* _INSTRUCTIONS TO FOLLOW_
Output each entry verbatim and exclude every picture from it.

>> start PROVIDED DATA

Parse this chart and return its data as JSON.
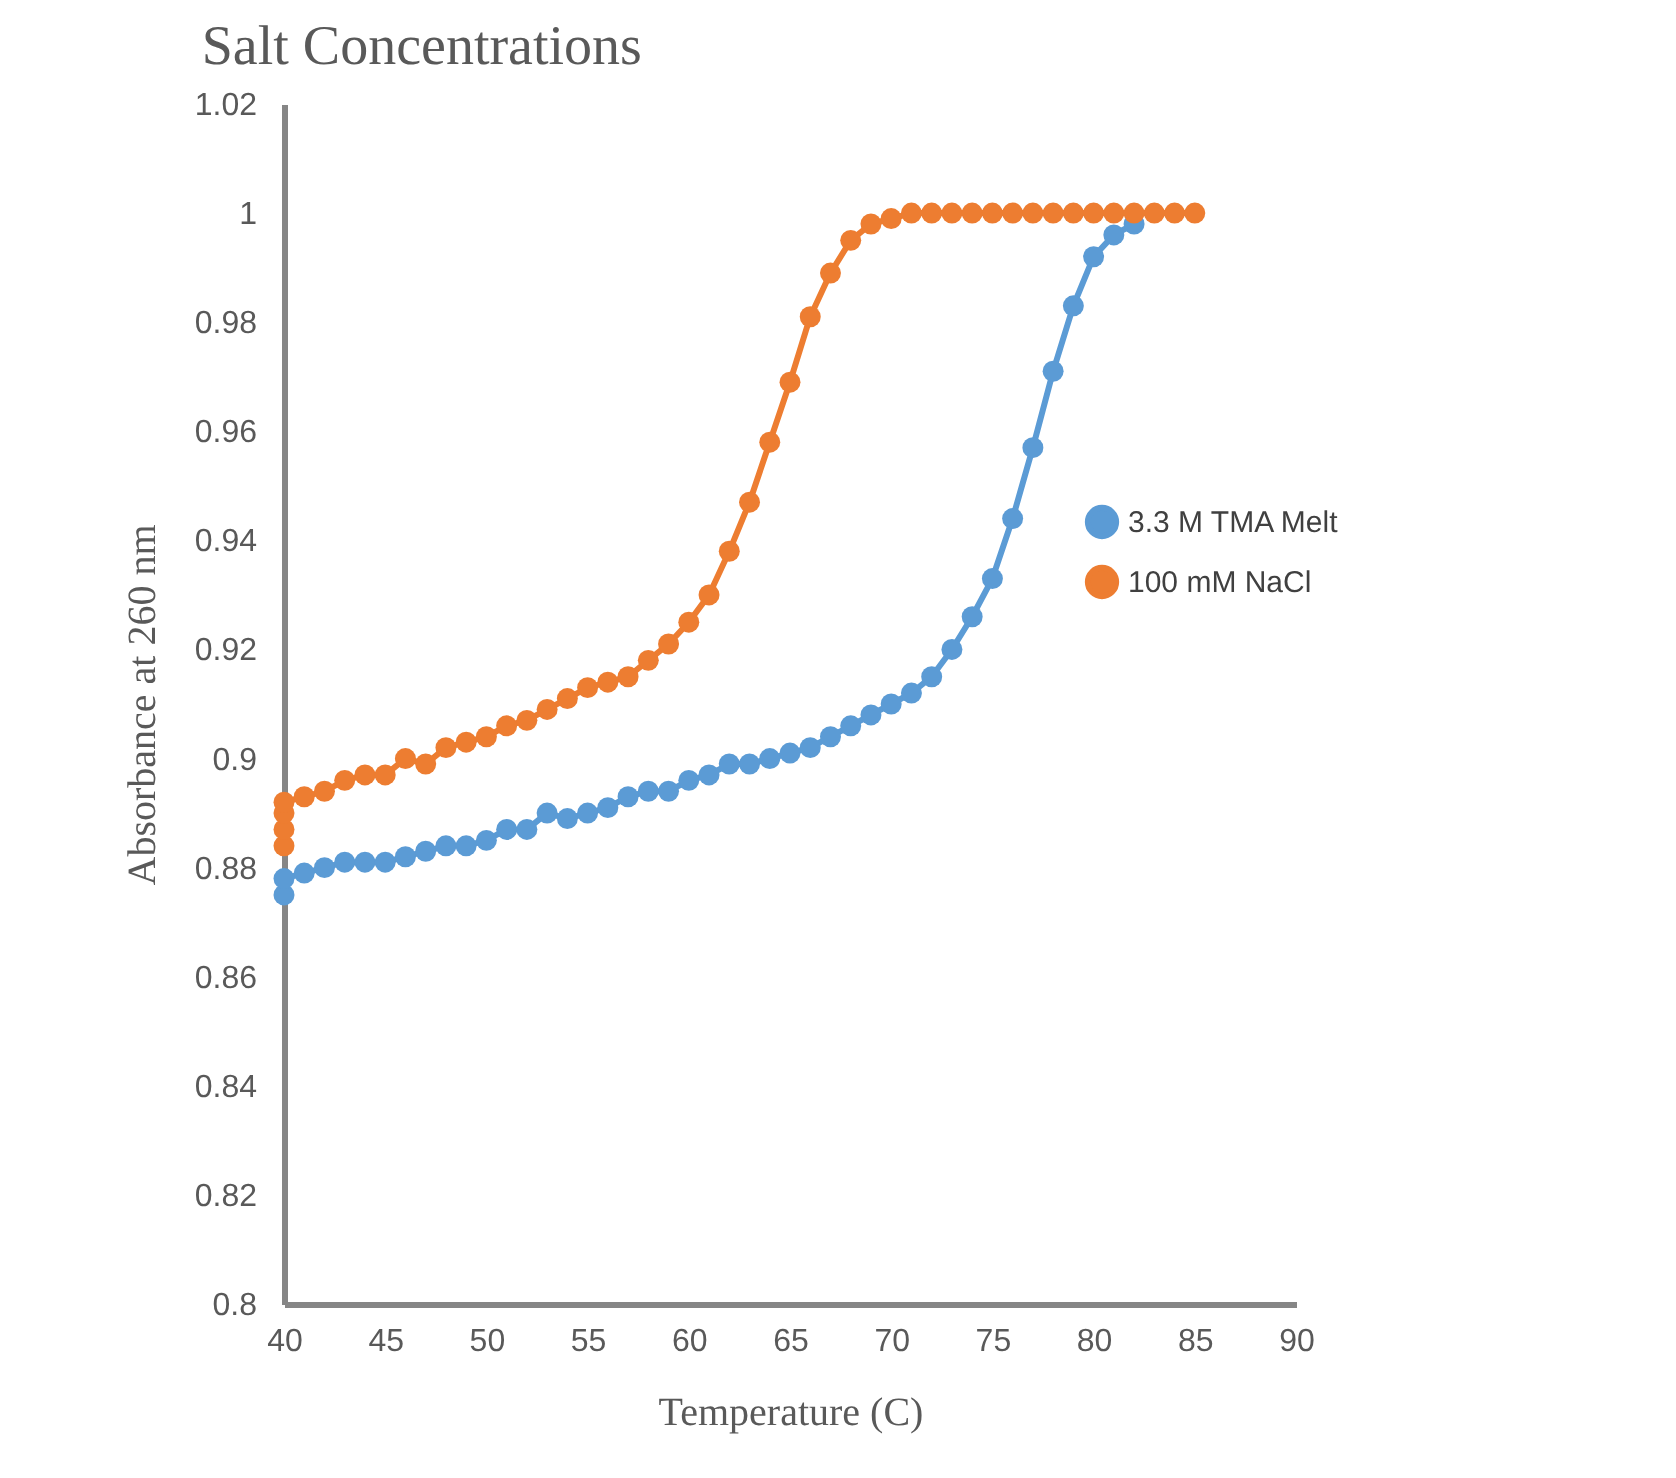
{
  "chart_data": {
    "type": "line",
    "title": "Salt Concentrations",
    "xlabel": "Temperature (C)",
    "ylabel": "Absorbance at 260 nm",
    "xlim": [
      40,
      90
    ],
    "xticks": [
      40,
      45,
      50,
      55,
      60,
      65,
      70,
      75,
      80,
      85,
      90
    ],
    "ylim": [
      0.8,
      1.02
    ],
    "yticks": [
      0.8,
      0.82,
      0.84,
      0.86,
      0.88,
      0.9,
      0.92,
      0.94,
      0.96,
      0.98,
      1,
      1.02
    ],
    "grid": false,
    "legend": "right",
    "marker": "circle",
    "line_style": "solid",
    "series": [
      {
        "name": "3.3 M TMA Melt",
        "color": "#5b9bd5",
        "x": [
          40,
          40,
          41,
          42,
          43,
          44,
          45,
          46,
          47,
          48,
          49,
          50,
          51,
          52,
          53,
          54,
          55,
          56,
          57,
          58,
          59,
          60,
          61,
          62,
          63,
          64,
          65,
          66,
          67,
          68,
          69,
          70,
          71,
          72,
          73,
          74,
          75,
          76,
          77,
          78,
          79,
          80,
          81,
          82
        ],
        "values": [
          0.875,
          0.878,
          0.879,
          0.88,
          0.881,
          0.881,
          0.881,
          0.882,
          0.883,
          0.884,
          0.884,
          0.885,
          0.887,
          0.887,
          0.89,
          0.889,
          0.89,
          0.891,
          0.893,
          0.894,
          0.894,
          0.896,
          0.897,
          0.899,
          0.899,
          0.9,
          0.901,
          0.902,
          0.904,
          0.906,
          0.908,
          0.91,
          0.912,
          0.915,
          0.92,
          0.926,
          0.933,
          0.944,
          0.957,
          0.971,
          0.983,
          0.992,
          0.996,
          0.998
        ]
      },
      {
        "name": "100 mM NaCl",
        "color": "#ed7d31",
        "x": [
          40,
          40,
          40,
          40,
          41,
          42,
          43,
          44,
          45,
          46,
          47,
          48,
          49,
          50,
          51,
          52,
          53,
          54,
          55,
          56,
          57,
          58,
          59,
          60,
          61,
          62,
          63,
          64,
          65,
          66,
          67,
          68,
          69,
          70,
          71,
          72,
          73,
          74,
          75,
          76,
          77,
          78,
          79,
          80,
          81,
          82,
          83,
          84,
          85
        ],
        "values": [
          0.884,
          0.887,
          0.89,
          0.892,
          0.893,
          0.894,
          0.896,
          0.897,
          0.897,
          0.9,
          0.899,
          0.902,
          0.903,
          0.904,
          0.906,
          0.907,
          0.909,
          0.911,
          0.913,
          0.914,
          0.915,
          0.918,
          0.921,
          0.925,
          0.93,
          0.938,
          0.947,
          0.958,
          0.969,
          0.981,
          0.989,
          0.995,
          0.998,
          0.999,
          1.0,
          1.0,
          1.0,
          1.0,
          1.0,
          1.0,
          1.0,
          1.0,
          1.0,
          1.0,
          1.0,
          1.0,
          1.0,
          1.0,
          1.0
        ]
      }
    ]
  }
}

>> end PROVIDED DATA

* _EXERCISE SOLUTION_
Parse this chart and return its data as JSON.
{
  "chart_data": {
    "type": "line",
    "title": "Salt Concentrations",
    "xlabel": "Temperature (C)",
    "ylabel": "Absorbance at 260 nm",
    "xlim": [
      40,
      90
    ],
    "xticks": [
      40,
      45,
      50,
      55,
      60,
      65,
      70,
      75,
      80,
      85,
      90
    ],
    "ylim": [
      0.8,
      1.02
    ],
    "yticks": [
      0.8,
      0.82,
      0.84,
      0.86,
      0.88,
      0.9,
      0.92,
      0.94,
      0.96,
      0.98,
      1,
      1.02
    ],
    "grid": false,
    "legend": "right",
    "marker": "circle",
    "line_style": "solid",
    "series": [
      {
        "name": "3.3 M TMA Melt",
        "color": "#5b9bd5",
        "x": [
          40,
          40,
          41,
          42,
          43,
          44,
          45,
          46,
          47,
          48,
          49,
          50,
          51,
          52,
          53,
          54,
          55,
          56,
          57,
          58,
          59,
          60,
          61,
          62,
          63,
          64,
          65,
          66,
          67,
          68,
          69,
          70,
          71,
          72,
          73,
          74,
          75,
          76,
          77,
          78,
          79,
          80,
          81,
          82
        ],
        "values": [
          0.875,
          0.878,
          0.879,
          0.88,
          0.881,
          0.881,
          0.881,
          0.882,
          0.883,
          0.884,
          0.884,
          0.885,
          0.887,
          0.887,
          0.89,
          0.889,
          0.89,
          0.891,
          0.893,
          0.894,
          0.894,
          0.896,
          0.897,
          0.899,
          0.899,
          0.9,
          0.901,
          0.902,
          0.904,
          0.906,
          0.908,
          0.91,
          0.912,
          0.915,
          0.92,
          0.926,
          0.933,
          0.944,
          0.957,
          0.971,
          0.983,
          0.992,
          0.996,
          0.998
        ]
      },
      {
        "name": "100 mM NaCl",
        "color": "#ed7d31",
        "x": [
          40,
          40,
          40,
          40,
          41,
          42,
          43,
          44,
          45,
          46,
          47,
          48,
          49,
          50,
          51,
          52,
          53,
          54,
          55,
          56,
          57,
          58,
          59,
          60,
          61,
          62,
          63,
          64,
          65,
          66,
          67,
          68,
          69,
          70,
          71,
          72,
          73,
          74,
          75,
          76,
          77,
          78,
          79,
          80,
          81,
          82,
          83,
          84,
          85
        ],
        "values": [
          0.884,
          0.887,
          0.89,
          0.892,
          0.893,
          0.894,
          0.896,
          0.897,
          0.897,
          0.9,
          0.899,
          0.902,
          0.903,
          0.904,
          0.906,
          0.907,
          0.909,
          0.911,
          0.913,
          0.914,
          0.915,
          0.918,
          0.921,
          0.925,
          0.93,
          0.938,
          0.947,
          0.958,
          0.969,
          0.981,
          0.989,
          0.995,
          0.998,
          0.999,
          1.0,
          1.0,
          1.0,
          1.0,
          1.0,
          1.0,
          1.0,
          1.0,
          1.0,
          1.0,
          1.0,
          1.0,
          1.0,
          1.0,
          1.0
        ]
      }
    ]
  }
}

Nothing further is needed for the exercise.